───── Given passage ─────

Monday, 23 October 2017

Orchids under the microscope

There was a time, when we lived on Skye, that I would be out and about in any weather.  Living down south I have got soft.  Because it was windy and wet at the weekend I spent time indoors dealing with the mass of photographs and information I gathered on orchids over the summer months.   I am interested in whether they can be reliably identified when not in flower, and I have concentrated on the edges and tips of leaves typically under x100 magnification, leaf venation, whether there are stomata before moving on to seeds (x100 magnification and seed pods.  The leaf characteristics I have compared to the descriptions in Poland and Clement (The Vegetative Guide to the British Flora), getting to grips with crenate and papillose margins.

I have summarised these in a PowerPoint files and there are some interesting differences.  For example P&C use habitat to differentiate between the three Fragrant orchids.   It works a lot of the time but not always; yet I think there are some subtle differences in the leaf characteristics - occasional stomata or not, edge characteristics and probably seed size (or more particulary the ratio of length to width).  This is an example of the presentation for one of the fragrants - chalk fragrant (Gymnadenia conopsea)

───── Dataset entries ─────

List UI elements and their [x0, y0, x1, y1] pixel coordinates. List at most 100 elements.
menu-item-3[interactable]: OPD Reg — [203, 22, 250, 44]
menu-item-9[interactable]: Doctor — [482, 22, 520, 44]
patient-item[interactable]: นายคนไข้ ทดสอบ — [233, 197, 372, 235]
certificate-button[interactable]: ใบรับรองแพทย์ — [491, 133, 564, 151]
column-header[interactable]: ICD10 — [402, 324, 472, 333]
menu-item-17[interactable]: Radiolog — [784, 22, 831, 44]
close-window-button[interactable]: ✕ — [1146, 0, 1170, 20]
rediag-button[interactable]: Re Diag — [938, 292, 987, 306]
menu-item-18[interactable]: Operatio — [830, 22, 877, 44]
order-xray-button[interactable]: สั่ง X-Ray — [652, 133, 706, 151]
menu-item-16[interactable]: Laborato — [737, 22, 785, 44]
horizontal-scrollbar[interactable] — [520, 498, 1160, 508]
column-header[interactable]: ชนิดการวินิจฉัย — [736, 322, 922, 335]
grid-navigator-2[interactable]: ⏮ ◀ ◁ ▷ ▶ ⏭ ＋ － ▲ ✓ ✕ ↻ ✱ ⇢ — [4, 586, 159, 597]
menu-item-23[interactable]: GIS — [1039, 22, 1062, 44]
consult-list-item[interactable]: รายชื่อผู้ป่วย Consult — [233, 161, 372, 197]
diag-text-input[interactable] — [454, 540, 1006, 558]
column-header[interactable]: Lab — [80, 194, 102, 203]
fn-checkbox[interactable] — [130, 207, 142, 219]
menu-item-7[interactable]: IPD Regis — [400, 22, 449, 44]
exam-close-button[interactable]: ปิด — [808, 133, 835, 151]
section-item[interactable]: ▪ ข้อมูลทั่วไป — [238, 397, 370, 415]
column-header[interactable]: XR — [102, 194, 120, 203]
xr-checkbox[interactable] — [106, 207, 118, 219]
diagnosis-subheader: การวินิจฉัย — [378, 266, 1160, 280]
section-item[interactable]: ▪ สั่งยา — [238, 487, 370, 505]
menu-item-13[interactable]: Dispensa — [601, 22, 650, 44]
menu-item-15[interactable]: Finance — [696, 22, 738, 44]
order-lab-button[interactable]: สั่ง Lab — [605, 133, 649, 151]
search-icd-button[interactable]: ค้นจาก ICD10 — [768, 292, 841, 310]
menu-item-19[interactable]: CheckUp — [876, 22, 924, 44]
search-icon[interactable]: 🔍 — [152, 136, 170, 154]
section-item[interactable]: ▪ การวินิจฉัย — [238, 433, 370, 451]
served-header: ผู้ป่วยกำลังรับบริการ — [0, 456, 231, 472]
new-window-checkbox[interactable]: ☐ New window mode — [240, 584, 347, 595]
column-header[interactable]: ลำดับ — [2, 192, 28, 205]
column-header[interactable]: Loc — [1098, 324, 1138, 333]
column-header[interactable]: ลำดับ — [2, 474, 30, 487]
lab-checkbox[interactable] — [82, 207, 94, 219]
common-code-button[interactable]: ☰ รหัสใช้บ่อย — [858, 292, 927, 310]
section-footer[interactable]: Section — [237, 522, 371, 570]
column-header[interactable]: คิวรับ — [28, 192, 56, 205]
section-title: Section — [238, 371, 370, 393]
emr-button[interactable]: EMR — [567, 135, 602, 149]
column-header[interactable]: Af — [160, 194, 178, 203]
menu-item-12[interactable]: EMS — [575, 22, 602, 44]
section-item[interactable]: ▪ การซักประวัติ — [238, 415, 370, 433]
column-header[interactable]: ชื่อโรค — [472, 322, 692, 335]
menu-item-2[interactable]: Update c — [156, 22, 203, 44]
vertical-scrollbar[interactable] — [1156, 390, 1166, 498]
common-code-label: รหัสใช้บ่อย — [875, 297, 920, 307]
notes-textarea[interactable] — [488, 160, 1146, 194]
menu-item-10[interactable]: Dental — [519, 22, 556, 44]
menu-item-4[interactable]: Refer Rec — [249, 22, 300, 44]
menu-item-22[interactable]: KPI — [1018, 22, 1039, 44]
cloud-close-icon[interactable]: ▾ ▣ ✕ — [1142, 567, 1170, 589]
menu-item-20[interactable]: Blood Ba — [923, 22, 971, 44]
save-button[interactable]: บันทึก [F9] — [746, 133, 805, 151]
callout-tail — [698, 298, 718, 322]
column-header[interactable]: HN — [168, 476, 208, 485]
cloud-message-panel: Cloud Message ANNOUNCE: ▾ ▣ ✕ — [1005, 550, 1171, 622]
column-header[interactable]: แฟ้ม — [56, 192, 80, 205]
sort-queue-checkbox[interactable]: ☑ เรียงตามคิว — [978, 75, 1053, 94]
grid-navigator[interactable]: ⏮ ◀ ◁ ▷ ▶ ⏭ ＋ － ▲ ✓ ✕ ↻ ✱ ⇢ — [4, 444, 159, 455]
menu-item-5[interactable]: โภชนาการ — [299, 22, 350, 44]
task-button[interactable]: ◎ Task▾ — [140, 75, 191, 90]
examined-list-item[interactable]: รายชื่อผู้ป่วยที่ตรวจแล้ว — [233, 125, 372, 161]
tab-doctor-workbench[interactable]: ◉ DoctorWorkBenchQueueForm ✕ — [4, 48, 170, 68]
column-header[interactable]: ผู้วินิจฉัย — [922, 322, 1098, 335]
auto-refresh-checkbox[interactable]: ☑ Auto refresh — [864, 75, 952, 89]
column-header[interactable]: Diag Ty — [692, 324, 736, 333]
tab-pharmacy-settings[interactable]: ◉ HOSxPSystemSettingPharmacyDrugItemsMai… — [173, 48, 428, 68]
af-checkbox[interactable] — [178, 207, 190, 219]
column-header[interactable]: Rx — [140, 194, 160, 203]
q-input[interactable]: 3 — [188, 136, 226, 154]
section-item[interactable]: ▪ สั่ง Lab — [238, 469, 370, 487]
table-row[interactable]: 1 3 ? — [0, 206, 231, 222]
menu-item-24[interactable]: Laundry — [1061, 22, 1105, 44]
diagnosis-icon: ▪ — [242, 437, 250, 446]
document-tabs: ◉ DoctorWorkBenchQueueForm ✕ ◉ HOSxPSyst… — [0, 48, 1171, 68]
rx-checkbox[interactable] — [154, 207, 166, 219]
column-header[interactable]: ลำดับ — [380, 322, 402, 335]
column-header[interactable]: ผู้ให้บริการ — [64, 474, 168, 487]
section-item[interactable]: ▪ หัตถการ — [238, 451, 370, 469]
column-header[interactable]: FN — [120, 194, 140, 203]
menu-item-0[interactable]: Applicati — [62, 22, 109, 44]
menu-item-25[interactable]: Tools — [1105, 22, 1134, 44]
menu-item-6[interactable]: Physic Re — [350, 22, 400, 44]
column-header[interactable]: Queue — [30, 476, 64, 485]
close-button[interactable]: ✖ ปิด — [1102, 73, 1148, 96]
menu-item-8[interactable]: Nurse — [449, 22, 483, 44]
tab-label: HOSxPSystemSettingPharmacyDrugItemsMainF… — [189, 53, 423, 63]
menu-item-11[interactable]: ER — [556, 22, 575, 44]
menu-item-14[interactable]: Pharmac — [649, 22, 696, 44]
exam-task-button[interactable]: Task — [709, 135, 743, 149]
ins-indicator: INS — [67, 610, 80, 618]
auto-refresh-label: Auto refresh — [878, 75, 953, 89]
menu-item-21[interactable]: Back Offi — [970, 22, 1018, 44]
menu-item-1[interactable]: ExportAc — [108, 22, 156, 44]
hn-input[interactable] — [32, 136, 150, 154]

─────

→ Required actions:
1. In the blog post on orchids under the microscope, which book were the leaf characteristics compared against?
2. Please rewrite the orchid blog post between "There was a" and "and papillose margins.", inclusive, replacing "Skye" with "Mull".
3. Continue the blog post about orchids under the microscope from its final sentence.
The records are separate material and are not part of the orchid text.

→ Responses by item number:
1. Poland and Clement's The Vegetative Guide to the British Flora.

2.
There was a time, when we lived on Mull, that I would be out and about in any weather.  Living down south I have got soft.  Because it was windy and wet at the weekend I spent time indoors dealing with the mass of photographs and information I gathered on orchids over the summer months.   I am interested in whether they can be reliably identified when not in flower, and I have concentrated on the edges and tips of leaves typically under x100 magnification, leaf venation, whether there are stomata before moving on to seeds (x100 magnification and seed pods.  The leaf characteristics I have compared to the descriptions in Poland and Clement (The Vegetative Guide to the British Flora), getting to grips with crenate and papillose margins.

3.
I collected data for around 30 species out of the total of 53 (?) in the UK and have so far summarised around a half.   Obviously I avoided the Schedule 8 plants and others that are rather rare and you would not stumble across them unless you were purposefully looking for them in a known location. One weakness though is that I have the very smallest of sample sizes for each but I am hoping next year to rig up something that can take at up to x60 magnification in the field.

Quite what I do with the work when completed, I am not yet sure!